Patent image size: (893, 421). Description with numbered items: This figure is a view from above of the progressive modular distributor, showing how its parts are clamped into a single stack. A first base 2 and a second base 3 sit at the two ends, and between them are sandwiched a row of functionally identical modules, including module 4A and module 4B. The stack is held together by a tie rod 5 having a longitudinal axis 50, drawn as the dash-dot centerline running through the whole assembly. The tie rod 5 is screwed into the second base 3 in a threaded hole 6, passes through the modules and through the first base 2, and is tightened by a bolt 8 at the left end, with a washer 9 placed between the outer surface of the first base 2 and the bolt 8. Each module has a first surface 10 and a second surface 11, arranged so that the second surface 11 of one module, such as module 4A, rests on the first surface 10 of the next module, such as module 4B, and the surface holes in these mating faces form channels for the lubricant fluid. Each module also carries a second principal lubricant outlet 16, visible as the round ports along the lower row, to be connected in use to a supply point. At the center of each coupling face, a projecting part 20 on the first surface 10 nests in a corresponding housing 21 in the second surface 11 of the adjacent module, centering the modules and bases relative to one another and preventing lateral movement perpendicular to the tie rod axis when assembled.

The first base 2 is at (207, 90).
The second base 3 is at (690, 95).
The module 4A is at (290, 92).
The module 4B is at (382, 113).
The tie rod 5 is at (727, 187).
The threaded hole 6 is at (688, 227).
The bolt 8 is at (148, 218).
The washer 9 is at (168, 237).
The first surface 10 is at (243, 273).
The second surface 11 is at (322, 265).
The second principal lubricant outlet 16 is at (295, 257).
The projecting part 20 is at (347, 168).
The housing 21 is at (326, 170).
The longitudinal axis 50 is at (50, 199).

+ + + +

## Stated problem:
Copy all of the rows above word for word, keeping every line in its original order.

## Task output:
Patent image size: (893, 421). Description with numbered items: This figure is a view from above of the progressive modular distributor, showing how its parts are clamped into a single stack. A first base 2 and a second base 3 sit at the two ends, and between them are sandwiched a row of functionally identical modules, including module 4A and module 4B. The stack is held together by a tie rod 5 having a longitudinal axis 50, drawn as the dash-dot centerline running through the whole assembly. The tie rod 5 is screwed into the second base 3 in a threaded hole 6, passes through the modules and through the first base 2, and is tightened by a bolt 8 at the left end, with a washer 9 placed between the outer surface of the first base 2 and the bolt 8. Each module has a first surface 10 and a second surface 11, arranged so that the second surface 11 of one module, such as module 4A, rests on the first surface 10 of the next module, such as module 4B, and the surface holes in these mating faces form channels for the lubricant fluid. Each module also carries a second principal lubricant outlet 16, visible as the round ports along the lower row, to be connected in use to a supply point. At the center of each coupling face, a projecting part 20 on the first surface 10 nests in a corresponding housing 21 in the second surface 11 of the adjacent module, centering the modules and bases relative to one another and preventing lateral movement perpendicular to the tie rod axis when assembled.

The first base 2 is at (207, 90).
The second base 3 is at (690, 95).
The module 4A is at (290, 92).
The module 4B is at (382, 113).
The tie rod 5 is at (727, 187).
The threaded hole 6 is at (688, 227).
The bolt 8 is at (148, 218).
The washer 9 is at (168, 237).
The first surface 10 is at (243, 273).
The second surface 11 is at (322, 265).
The second principal lubricant outlet 16 is at (295, 257).
The projecting part 20 is at (347, 168).
The housing 21 is at (326, 170).
The longitudinal axis 50 is at (50, 199).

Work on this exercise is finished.